Look through the lines below and extract each one that contains "Hong".

— BEGIN —

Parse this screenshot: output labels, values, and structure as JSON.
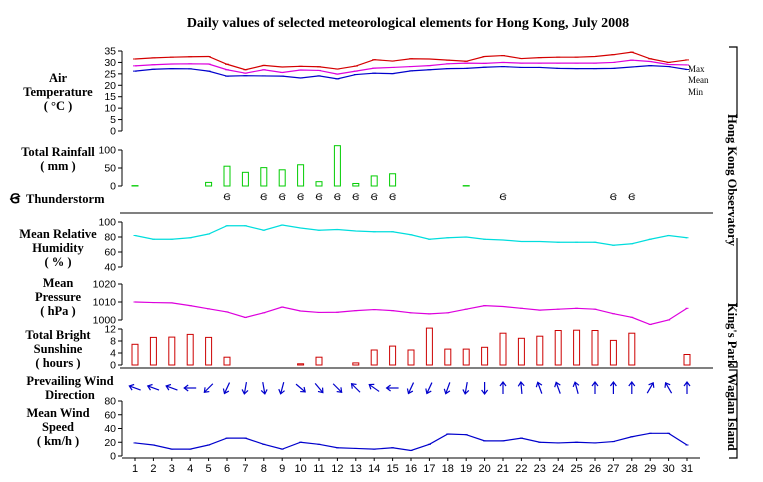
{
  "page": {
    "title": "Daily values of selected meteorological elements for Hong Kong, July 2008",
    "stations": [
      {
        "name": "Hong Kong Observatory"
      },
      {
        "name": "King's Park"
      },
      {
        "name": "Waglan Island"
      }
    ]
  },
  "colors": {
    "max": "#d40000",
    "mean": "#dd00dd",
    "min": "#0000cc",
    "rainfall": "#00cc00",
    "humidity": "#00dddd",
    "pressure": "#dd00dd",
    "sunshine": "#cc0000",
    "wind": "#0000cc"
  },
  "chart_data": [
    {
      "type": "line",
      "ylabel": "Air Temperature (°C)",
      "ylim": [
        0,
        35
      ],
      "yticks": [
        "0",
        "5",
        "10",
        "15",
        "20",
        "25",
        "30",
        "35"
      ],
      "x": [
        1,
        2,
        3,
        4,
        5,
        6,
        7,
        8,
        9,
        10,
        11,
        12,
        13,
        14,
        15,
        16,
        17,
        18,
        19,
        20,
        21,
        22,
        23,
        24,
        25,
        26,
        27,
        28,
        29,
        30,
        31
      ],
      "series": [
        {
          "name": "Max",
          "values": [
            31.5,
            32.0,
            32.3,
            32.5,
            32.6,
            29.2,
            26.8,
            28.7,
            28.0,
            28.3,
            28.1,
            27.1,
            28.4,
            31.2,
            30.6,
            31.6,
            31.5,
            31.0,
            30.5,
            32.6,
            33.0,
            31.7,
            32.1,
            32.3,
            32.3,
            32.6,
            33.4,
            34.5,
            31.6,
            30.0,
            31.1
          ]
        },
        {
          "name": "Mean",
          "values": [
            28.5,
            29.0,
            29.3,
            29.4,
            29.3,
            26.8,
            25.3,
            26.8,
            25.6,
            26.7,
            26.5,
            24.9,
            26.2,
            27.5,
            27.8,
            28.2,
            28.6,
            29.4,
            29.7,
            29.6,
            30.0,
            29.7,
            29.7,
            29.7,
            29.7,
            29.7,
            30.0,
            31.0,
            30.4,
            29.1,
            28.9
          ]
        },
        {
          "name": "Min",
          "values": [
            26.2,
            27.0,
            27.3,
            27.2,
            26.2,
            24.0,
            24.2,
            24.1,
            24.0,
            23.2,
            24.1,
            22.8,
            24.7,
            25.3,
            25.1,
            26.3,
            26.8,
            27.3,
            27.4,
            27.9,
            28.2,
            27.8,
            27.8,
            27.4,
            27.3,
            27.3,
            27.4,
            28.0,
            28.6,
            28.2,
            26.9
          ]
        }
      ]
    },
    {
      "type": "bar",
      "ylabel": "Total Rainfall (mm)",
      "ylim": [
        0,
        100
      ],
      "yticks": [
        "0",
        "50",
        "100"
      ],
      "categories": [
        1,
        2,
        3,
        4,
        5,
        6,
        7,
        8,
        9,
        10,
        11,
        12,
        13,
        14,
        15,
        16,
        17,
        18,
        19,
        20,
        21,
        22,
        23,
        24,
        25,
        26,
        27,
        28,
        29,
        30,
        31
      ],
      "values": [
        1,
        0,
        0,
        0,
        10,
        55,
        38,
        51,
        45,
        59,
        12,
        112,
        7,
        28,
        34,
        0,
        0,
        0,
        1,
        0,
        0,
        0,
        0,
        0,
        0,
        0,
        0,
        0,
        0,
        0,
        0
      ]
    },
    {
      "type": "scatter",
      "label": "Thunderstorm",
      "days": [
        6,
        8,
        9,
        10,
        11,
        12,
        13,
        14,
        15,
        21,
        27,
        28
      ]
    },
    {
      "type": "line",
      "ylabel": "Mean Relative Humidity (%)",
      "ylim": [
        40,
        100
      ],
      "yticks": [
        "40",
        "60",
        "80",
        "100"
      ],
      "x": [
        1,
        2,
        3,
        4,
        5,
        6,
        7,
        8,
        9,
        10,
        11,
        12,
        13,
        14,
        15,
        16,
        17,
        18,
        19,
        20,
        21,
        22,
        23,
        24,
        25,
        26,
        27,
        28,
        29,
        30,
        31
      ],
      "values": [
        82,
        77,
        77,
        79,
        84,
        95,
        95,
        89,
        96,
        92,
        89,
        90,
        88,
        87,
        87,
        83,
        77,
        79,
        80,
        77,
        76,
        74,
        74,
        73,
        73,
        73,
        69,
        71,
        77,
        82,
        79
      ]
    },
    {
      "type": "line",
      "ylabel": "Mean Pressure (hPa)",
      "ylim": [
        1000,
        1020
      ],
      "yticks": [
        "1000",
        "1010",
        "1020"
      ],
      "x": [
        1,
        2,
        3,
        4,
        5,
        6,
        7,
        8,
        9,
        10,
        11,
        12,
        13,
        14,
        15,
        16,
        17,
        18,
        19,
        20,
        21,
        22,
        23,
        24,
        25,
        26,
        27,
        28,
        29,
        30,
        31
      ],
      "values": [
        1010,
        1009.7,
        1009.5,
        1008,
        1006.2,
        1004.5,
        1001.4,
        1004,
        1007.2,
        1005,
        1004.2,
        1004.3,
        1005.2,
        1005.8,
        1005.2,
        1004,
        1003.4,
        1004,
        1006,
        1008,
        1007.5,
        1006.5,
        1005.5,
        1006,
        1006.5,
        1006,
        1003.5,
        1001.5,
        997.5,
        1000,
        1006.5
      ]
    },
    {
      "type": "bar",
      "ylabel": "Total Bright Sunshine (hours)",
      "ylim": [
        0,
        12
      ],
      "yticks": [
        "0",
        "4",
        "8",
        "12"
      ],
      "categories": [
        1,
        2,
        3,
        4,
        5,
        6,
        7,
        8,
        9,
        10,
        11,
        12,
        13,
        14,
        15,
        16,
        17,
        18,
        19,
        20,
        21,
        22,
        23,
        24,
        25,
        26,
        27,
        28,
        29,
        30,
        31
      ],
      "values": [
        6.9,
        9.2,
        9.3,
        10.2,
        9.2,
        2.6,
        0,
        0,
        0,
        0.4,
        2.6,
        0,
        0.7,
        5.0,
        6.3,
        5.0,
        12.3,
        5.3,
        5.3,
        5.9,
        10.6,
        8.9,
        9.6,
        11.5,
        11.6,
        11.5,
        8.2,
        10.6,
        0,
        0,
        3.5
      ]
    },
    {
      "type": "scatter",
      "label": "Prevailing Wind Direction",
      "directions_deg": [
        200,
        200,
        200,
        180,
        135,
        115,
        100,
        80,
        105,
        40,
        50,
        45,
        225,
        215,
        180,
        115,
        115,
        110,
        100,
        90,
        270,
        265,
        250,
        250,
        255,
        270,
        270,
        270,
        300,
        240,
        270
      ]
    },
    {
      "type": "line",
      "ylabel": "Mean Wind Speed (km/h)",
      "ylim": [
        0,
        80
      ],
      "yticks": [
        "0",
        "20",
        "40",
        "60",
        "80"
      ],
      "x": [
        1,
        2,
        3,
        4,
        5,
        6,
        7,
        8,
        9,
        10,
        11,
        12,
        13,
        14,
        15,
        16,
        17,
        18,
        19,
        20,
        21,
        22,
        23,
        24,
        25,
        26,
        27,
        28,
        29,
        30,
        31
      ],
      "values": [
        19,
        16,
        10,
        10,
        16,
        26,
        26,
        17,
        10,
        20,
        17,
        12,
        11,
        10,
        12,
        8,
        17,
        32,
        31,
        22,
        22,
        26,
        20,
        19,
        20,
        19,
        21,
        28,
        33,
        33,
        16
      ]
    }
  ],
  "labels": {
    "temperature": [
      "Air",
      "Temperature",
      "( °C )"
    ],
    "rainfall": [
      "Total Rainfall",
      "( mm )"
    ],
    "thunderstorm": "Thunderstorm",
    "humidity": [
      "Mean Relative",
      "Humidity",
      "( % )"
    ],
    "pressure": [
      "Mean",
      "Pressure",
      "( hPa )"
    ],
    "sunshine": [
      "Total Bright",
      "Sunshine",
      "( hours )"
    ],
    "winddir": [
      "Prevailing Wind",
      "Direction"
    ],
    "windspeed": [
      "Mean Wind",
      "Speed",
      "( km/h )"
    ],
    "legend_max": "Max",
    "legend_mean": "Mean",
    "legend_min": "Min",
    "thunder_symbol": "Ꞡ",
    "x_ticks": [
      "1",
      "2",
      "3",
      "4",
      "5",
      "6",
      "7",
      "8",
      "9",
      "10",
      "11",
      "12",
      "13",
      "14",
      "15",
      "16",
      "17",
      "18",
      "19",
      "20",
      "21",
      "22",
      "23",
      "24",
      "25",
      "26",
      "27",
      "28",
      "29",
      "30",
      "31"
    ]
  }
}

— END —

▸ **FULL SOLUTION**:
    "title": "Daily values of selected meteorological elements for Hong Kong, July 2008",
        "name": "Hong Kong Observatory"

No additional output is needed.